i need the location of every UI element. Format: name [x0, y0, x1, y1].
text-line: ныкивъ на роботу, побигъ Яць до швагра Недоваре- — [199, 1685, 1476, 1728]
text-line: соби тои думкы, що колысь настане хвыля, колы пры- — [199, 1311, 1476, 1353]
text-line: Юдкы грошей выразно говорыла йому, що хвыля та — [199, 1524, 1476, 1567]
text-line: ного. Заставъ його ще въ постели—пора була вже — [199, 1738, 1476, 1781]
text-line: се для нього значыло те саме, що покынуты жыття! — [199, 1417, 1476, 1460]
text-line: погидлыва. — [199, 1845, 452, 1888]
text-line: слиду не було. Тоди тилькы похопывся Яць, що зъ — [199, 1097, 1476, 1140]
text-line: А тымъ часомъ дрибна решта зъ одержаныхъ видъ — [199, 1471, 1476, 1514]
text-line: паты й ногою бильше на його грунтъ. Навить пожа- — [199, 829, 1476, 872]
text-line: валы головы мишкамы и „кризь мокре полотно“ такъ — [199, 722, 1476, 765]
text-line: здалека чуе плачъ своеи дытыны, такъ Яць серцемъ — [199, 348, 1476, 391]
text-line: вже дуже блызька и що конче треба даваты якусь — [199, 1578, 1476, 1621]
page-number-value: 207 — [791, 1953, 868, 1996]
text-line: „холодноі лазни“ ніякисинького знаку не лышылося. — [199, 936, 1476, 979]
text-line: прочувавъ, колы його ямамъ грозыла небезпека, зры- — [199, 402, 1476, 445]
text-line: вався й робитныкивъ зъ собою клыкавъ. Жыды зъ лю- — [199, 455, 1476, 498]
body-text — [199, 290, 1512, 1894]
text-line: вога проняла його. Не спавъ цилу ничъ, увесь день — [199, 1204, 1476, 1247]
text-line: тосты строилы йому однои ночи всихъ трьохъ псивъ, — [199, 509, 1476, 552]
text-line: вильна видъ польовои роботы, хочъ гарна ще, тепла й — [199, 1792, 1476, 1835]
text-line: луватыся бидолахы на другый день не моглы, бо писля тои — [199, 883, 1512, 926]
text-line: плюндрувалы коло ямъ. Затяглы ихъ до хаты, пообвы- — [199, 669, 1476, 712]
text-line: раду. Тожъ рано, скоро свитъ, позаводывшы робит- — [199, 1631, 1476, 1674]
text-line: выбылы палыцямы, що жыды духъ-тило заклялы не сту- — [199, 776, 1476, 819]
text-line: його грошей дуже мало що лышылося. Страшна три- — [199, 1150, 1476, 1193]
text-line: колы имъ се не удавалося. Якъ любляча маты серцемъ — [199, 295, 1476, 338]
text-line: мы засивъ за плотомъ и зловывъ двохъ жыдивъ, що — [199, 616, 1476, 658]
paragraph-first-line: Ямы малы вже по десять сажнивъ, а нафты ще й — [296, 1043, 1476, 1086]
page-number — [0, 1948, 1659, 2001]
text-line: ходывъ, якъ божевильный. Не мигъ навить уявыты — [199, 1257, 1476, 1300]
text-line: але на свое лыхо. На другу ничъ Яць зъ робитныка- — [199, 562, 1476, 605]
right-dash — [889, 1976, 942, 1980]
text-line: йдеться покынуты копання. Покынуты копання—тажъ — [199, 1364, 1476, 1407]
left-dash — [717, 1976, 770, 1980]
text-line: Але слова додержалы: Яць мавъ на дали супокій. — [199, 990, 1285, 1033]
—————
Reproduce all the entries above, replacing each occurrence of "text-line" with "line-of-text" and leaving everything else unchanged.

i need the location of every UI element. Format: name [x0, y0, x1, y1].
line-of-text: ныкивъ на роботу, побигъ Яць до швагра Недоваре- — [199, 1685, 1476, 1728]
line-of-text: соби тои думкы, що колысь настане хвыля, колы пры- — [199, 1311, 1476, 1353]
line-of-text: Юдкы грошей выразно говорыла йому, що хвыля та — [199, 1524, 1476, 1567]
line-of-text: ного. Заставъ його ще въ постели—пора була вже — [199, 1738, 1476, 1781]
line-of-text: се для нього значыло те саме, що покынуты жыття! — [199, 1417, 1476, 1460]
line-of-text: погидлыва. — [199, 1845, 452, 1888]
line-of-text: слиду не було. Тоди тилькы похопывся Яць, що зъ — [199, 1097, 1476, 1140]
line-of-text: А тымъ часомъ дрибна решта зъ одержаныхъ видъ — [199, 1471, 1476, 1514]
line-of-text: паты й ногою бильше на його грунтъ. Навить пожа- — [199, 829, 1476, 872]
line-of-text: валы головы мишкамы и „кризь мокре полотно“ такъ — [199, 722, 1476, 765]
line-of-text: здалека чуе плачъ своеи дытыны, такъ Яць серцемъ — [199, 348, 1476, 391]
line-of-text: вже дуже блызька и що конче треба даваты якусь — [199, 1578, 1476, 1621]
page-number-value: 207 — [791, 1953, 868, 1996]
line-of-text: „холодноі лазни“ ніякисинького знаку не лышылося. — [199, 936, 1476, 979]
line-of-text: прочувавъ, колы його ямамъ грозыла небезпека, зры- — [199, 402, 1476, 445]
line-of-text: вався й робитныкивъ зъ собою клыкавъ. Жыды зъ лю- — [199, 455, 1476, 498]
body-text — [199, 290, 1512, 1894]
line-of-text: вога проняла його. Не спавъ цилу ничъ, увесь день — [199, 1204, 1476, 1247]
line-of-text: тосты строилы йому однои ночи всихъ трьохъ псивъ, — [199, 509, 1476, 552]
line-of-text: вильна видъ польовои роботы, хочъ гарна ще, тепла й — [199, 1792, 1476, 1835]
line-of-text: луватыся бидолахы на другый день не моглы, бо писля тои — [199, 883, 1512, 926]
line-of-text: плюндрувалы коло ямъ. Затяглы ихъ до хаты, пообвы- — [199, 669, 1476, 712]
line-of-text: раду. Тожъ рано, скоро свитъ, позаводывшы робит- — [199, 1631, 1476, 1674]
line-of-text: выбылы палыцямы, що жыды духъ-тило заклялы не сту- — [199, 776, 1476, 819]
line-of-text: його грошей дуже мало що лышылося. Страшна три- — [199, 1150, 1476, 1193]
line-of-text: колы имъ се не удавалося. Якъ любляча маты серцемъ — [199, 295, 1476, 338]
line-of-text: мы засивъ за плотомъ и зловывъ двохъ жыдивъ, що — [199, 616, 1476, 658]
paragraph-first-line: Ямы малы вже по десять сажнивъ, а нафты ще й — [296, 1043, 1476, 1086]
page-number — [0, 1948, 1659, 2001]
line-of-text: ходывъ, якъ божевильный. Не мигъ навить уявыты — [199, 1257, 1476, 1300]
line-of-text: але на свое лыхо. На другу ничъ Яць зъ робитныка- — [199, 562, 1476, 605]
right-dash — [889, 1976, 942, 1980]
line-of-text: йдеться покынуты копання. Покынуты копання—тажъ — [199, 1364, 1476, 1407]
left-dash — [717, 1976, 770, 1980]
line-of-text: Але слова додержалы: Яць мавъ на дали супокій. — [199, 990, 1285, 1033]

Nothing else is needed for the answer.